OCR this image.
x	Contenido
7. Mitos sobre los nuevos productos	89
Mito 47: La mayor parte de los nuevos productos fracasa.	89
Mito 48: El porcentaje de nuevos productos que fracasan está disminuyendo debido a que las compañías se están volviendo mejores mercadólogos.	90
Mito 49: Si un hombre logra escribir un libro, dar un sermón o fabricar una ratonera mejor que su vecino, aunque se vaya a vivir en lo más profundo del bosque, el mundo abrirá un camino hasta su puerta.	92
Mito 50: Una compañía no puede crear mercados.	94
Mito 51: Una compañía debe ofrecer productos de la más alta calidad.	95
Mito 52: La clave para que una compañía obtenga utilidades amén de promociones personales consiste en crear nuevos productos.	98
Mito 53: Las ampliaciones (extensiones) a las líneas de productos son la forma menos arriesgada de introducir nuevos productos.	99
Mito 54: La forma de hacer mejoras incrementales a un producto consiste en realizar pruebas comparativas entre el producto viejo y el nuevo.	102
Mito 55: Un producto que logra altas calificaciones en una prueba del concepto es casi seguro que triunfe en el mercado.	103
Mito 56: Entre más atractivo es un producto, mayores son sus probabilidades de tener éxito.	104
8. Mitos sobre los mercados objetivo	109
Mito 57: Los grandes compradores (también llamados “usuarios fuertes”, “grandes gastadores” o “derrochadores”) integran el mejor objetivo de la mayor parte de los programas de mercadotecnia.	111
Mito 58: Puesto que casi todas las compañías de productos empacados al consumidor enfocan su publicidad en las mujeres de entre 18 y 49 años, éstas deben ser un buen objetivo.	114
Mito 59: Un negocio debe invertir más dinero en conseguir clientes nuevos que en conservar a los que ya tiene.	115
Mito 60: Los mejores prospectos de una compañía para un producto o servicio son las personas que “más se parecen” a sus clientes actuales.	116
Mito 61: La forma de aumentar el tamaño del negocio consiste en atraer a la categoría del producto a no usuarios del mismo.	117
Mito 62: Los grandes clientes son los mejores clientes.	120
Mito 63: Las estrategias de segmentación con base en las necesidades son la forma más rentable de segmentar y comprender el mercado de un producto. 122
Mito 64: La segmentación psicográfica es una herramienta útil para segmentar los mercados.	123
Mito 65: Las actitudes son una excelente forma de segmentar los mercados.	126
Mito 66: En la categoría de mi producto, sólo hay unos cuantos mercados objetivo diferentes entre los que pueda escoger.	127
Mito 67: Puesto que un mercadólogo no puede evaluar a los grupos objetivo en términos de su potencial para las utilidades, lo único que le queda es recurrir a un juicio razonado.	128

________________________

Copy out every entry again, exactly as it was given.

OCR this image.
x	Contenido
7. Mitos sobre los nuevos productos	89
Mito 47: La mayor parte de los nuevos productos fracasa.	89
Mito 48: El porcentaje de nuevos productos que fracasan está disminuyendo debido a que las compañías se están volviendo mejores mercadólogos.	90
Mito 49: Si un hombre logra escribir un libro, dar un sermón o fabricar una ratonera mejor que su vecino, aunque se vaya a vivir en lo más profundo del bosque, el mundo abrirá un camino hasta su puerta.	92
Mito 50: Una compañía no puede crear mercados.	94
Mito 51: Una compañía debe ofrecer productos de la más alta calidad.	95
Mito 52: La clave para que una compañía obtenga utilidades amén de promociones personales consiste en crear nuevos productos.	98
Mito 53: Las ampliaciones (extensiones) a las líneas de productos son la forma menos arriesgada de introducir nuevos productos.	99
Mito 54: La forma de hacer mejoras incrementales a un producto consiste en realizar pruebas comparativas entre el producto viejo y el nuevo.	102
Mito 55: Un producto que logra altas calificaciones en una prueba del concepto es casi seguro que triunfe en el mercado.	103
Mito 56: Entre más atractivo es un producto, mayores son sus probabilidades de tener éxito.	104
8. Mitos sobre los mercados objetivo	109
Mito 57: Los grandes compradores (también llamados “usuarios fuertes”, “grandes gastadores” o “derrochadores”) integran el mejor objetivo de la mayor parte de los programas de mercadotecnia.	111
Mito 58: Puesto que casi todas las compañías de productos empacados al consumidor enfocan su publicidad en las mujeres de entre 18 y 49 años, éstas deben ser un buen objetivo.	114
Mito 59: Un negocio debe invertir más dinero en conseguir clientes nuevos que en conservar a los que ya tiene.	115
Mito 60: Los mejores prospectos de una compañía para un producto o servicio son las personas que “más se parecen” a sus clientes actuales.	116
Mito 61: La forma de aumentar el tamaño del negocio consiste en atraer a la categoría del producto a no usuarios del mismo.	117
Mito 62: Los grandes clientes son los mejores clientes.	120
Mito 63: Las estrategias de segmentación con base en las necesidades son la forma más rentable de segmentar y comprender el mercado de un producto. 122
Mito 64: La segmentación psicográfica es una herramienta útil para segmentar los mercados.	123
Mito 65: Las actitudes son una excelente forma de segmentar los mercados.	126
Mito 66: En la categoría de mi producto, sólo hay unos cuantos mercados objetivo diferentes entre los que pueda escoger.	127
Mito 67: Puesto que un mercadólogo no puede evaluar a los grupos objetivo en términos de su potencial para las utilidades, lo único que le queda es recurrir a un juicio razonado.	128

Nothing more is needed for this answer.